• _Written tasks_:
a) From the excerpt on the Neri&Hu cafe, pull out the passage word for word, beginning at the words "Alley Logic and" and stopping after "threads between houses.".
b) Answer these questions using the excerpt on the Neri&Hu cafe:
(i) What kind of metal makes up the sloped canopy over the service pavilion?
(ii) What do the front yards of the original townhouses now function as?
(iii) What is the bar counter beneath the timber-framed windows made of?
c) Carry on writing the excerpt on the Neri&Hu cafe, starting right after its final sentence.

• _Excerpt provided_:
━━━━━━
The centerpiece of the cafe is a primitive shelter, as Neri&Hu describe it, a glass-enclosed service pavilion crowned by a sloped canopy of corrugated and perforated metal. Coffee is prepared and served here, making it both the visual and circulatory focal point. The structure sits within the existing volume like a found object placed on a plinth, deliberately not touching the old walls. Its brushed stainless steel surfaces catch ambient light in a way that is, as the architects intended, subtle and fuzzy, reflecting the surrounding brickwork without mimicking it.
The roof itself was designed to be as light as possible, studied through tectonic joinery to contrast with the heavy palette of the existing architecture. Steel framing connects to the original concrete beams overhead but reads as structurally independent. This is not a renovation so much as a cohabitation: two construction logics sharing the same address.
Alley Logic and Shikumen Circulation



Neri&Hu drew inspiration from Shanghai's lilong culture, specifically the informal attachments residents historically bolted onto their homes to extend private life into the shared alley. The cafe's elongated corridor along the exterior wall mimics this alley condition. Benches and small tables line the windows and walls, replicating the casual, incidental seating you would find in a narrow lane. The space connects the main street entrance to the interior atriums, threading visitors through the building the way a Shikumen lane threads between houses.
The traditional Shikumen layout, with its sequence of entrance, courtyard, living room, second courtyard, and back gate, is still legible in the plan. Neri&Hu used this inherited sequence rather than fighting it. The front yards of the original townhouses now function as atriums that pull natural light deep into the cafe, maintaining the passive environmental logic of the Jiangnan building tradition.
Brick, Steel, and the Art of Contrast



The material strategy is blunt in the best sense. Existing blue brick walls, gray tiles, and timber doors speak to a regional building tradition rooted in Jiangnan architecture and its particular response to the rainy climate of the Yangtze Delta. Against this, Neri&Hu introduced brushed and perforated steel, polished concrete floors, and glass partitions. The two palettes never blend. They sit side by side, separated by decades of patina and entirely different construction philosophies.
A brick bar counter beneath timber-framed windows feels lifted directly from the Shikumen vernacular, while the metal stools beside it are unmistakably contemporary. The corrugated ceiling panels overhead read as industrial roofing repurposed as interior finish. Neri&Hu calls this approach material contrast and formal assemblage, and it operates here with a clarity that makes the design logic immediately legible even to a first-time visitor.
━━━━━━
• _Dataset excerpt_:
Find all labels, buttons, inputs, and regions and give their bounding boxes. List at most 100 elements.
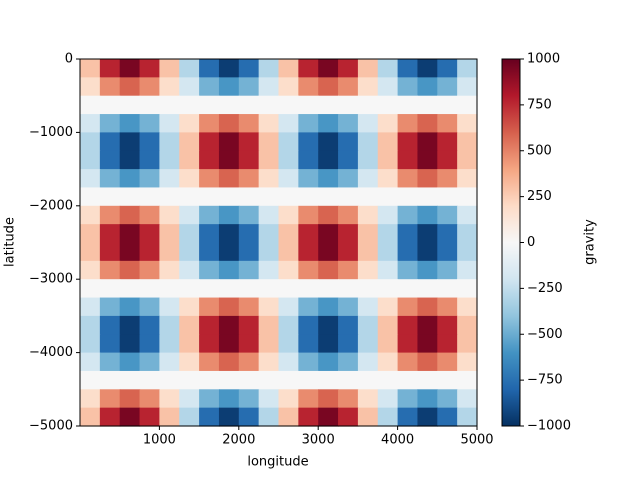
━━━━━━
• _Results of the tasks_:
a)
Alley Logic and Shikumen Circulation



Neri&Hu drew inspiration from Shanghai's lilong culture, specifically the informal attachments residents historically bolted onto their homes to extend private life into the shared alley. The cafe's elongated corridor along the exterior wall mimics this alley condition. Benches and small tables line the windows and walls, replicating the casual, incidental seating you would find in a narrow lane. The space connects the main street entrance to the interior atriums, threading visitors through the building the way a Shikumen lane threads between houses.

b)
(i) Corrugated and perforated metal
(ii) Atriums that pull natural light deep into the cafe
(iii) Brick

c)
Parasitic Detailing



Some of the project's smartest moves happen at the scale of a column. Neri&Hu commandeered the existing concrete structural columns by wrapping them with black steel bands and attaching metal rods that serve as light rails, side tables, benches, and display platforms. The technique is additive rather than subtractive: nothing is carved away from the original structure, and the additions could, in theory, be unbolted and removed.
The perforated metal ceiling panels connect to the steel frame and concrete beams through carefully articulated junctions that expose every fastener and joint. There is no attempt to conceal the mechanics of the graft. The pendant light fixtures hang directly from the new metal canopy, reinforcing the idea that the shelter, not the heritage shell, is the host for all contemporary program elements.
Courtyards and Natural Light



The Shikumen's courtyard typology was designed to bring sunlight and ventilation into dense urban fabric, and the cafe benefits from this inheritance. Large folding timber doors open onto the atriums, dissolving the boundary between interior and exterior when weather permits. Timber-louvered ceilings filter overhead light into a warm, directional glow. The south-facing facade, typical of the Shikumen arrangement, maximizes winter sun while limiting harsh summer exposure.
Neri&Hu's decision to leave these environmental systems intact, rather than sealing the space and relying on mechanical conditioning, is a quietly significant one. It means the cafe breathes with the rhythms of Shanghai's seasons, which is exactly how the original residents would have experienced the building.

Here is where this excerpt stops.